[Entries taken from a collection]
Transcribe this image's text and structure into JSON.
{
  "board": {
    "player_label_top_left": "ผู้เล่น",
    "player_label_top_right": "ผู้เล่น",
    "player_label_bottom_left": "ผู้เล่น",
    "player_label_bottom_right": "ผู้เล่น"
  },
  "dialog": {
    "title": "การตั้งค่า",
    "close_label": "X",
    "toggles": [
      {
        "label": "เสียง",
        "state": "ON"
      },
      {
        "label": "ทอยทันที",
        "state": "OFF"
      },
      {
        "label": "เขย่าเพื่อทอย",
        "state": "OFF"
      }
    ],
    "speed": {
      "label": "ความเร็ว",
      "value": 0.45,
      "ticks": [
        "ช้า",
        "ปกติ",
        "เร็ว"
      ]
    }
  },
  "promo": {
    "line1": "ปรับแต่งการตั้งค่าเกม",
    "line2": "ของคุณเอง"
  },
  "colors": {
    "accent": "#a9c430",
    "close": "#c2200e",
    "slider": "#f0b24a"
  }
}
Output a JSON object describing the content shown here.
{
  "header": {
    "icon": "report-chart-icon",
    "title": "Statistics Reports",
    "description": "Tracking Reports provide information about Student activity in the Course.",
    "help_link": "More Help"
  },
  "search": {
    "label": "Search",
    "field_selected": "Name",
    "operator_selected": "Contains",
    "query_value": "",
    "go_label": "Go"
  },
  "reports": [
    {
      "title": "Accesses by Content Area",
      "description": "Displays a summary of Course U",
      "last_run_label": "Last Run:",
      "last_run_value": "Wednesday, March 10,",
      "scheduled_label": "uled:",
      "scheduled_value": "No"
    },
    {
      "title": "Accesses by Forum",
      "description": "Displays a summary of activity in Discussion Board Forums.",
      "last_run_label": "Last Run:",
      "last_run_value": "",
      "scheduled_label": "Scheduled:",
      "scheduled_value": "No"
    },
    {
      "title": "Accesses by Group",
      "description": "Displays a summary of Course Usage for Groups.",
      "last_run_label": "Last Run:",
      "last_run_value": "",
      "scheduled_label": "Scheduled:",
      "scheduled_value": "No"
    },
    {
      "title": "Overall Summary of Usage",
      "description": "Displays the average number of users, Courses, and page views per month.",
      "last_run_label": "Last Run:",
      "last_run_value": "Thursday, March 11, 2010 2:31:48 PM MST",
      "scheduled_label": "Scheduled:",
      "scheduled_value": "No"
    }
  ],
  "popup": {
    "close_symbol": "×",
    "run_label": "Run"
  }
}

● TASK REQUIREMENTS
Write the data out again in full and exactly.

● OUTPUT FOR THIS EXERCISE
Transcribe this image's text and structure into JSON.
{
  "board": {
    "player_label_top_left": "ผู้เล่น",
    "player_label_top_right": "ผู้เล่น",
    "player_label_bottom_left": "ผู้เล่น",
    "player_label_bottom_right": "ผู้เล่น"
  },
  "dialog": {
    "title": "การตั้งค่า",
    "close_label": "X",
    "toggles": [
      {
        "label": "เสียง",
        "state": "ON"
      },
      {
        "label": "ทอยทันที",
        "state": "OFF"
      },
      {
        "label": "เขย่าเพื่อทอย",
        "state": "OFF"
      }
    ],
    "speed": {
      "label": "ความเร็ว",
      "value": 0.45,
      "ticks": [
        "ช้า",
        "ปกติ",
        "เร็ว"
      ]
    }
  },
  "promo": {
    "line1": "ปรับแต่งการตั้งค่าเกม",
    "line2": "ของคุณเอง"
  },
  "colors": {
    "accent": "#a9c430",
    "close": "#c2200e",
    "slider": "#f0b24a"
  }
}
Output a JSON object describing the content shown here.
{
  "header": {
    "icon": "report-chart-icon",
    "title": "Statistics Reports",
    "description": "Tracking Reports provide information about Student activity in the Course.",
    "help_link": "More Help"
  },
  "search": {
    "label": "Search",
    "field_selected": "Name",
    "operator_selected": "Contains",
    "query_value": "",
    "go_label": "Go"
  },
  "reports": [
    {
      "title": "Accesses by Content Area",
      "description": "Displays a summary of Course U",
      "last_run_label": "Last Run:",
      "last_run_value": "Wednesday, March 10,",
      "scheduled_label": "uled:",
      "scheduled_value": "No"
    },
    {
      "title": "Accesses by Forum",
      "description": "Displays a summary of activity in Discussion Board Forums.",
      "last_run_label": "Last Run:",
      "last_run_value": "",
      "scheduled_label": "Scheduled:",
      "scheduled_value": "No"
    },
    {
      "title": "Accesses by Group",
      "description": "Displays a summary of Course Usage for Groups.",
      "last_run_label": "Last Run:",
      "last_run_value": "",
      "scheduled_label": "Scheduled:",
      "scheduled_value": "No"
    },
    {
      "title": "Overall Summary of Usage",
      "description": "Displays the average number of users, Courses, and page views per month.",
      "last_run_label": "Last Run:",
      "last_run_value": "Thursday, March 11, 2010 2:31:48 PM MST",
      "scheduled_label": "Scheduled:",
      "scheduled_value": "No"
    }
  ],
  "popup": {
    "close_symbol": "×",
    "run_label": "Run"
  }
}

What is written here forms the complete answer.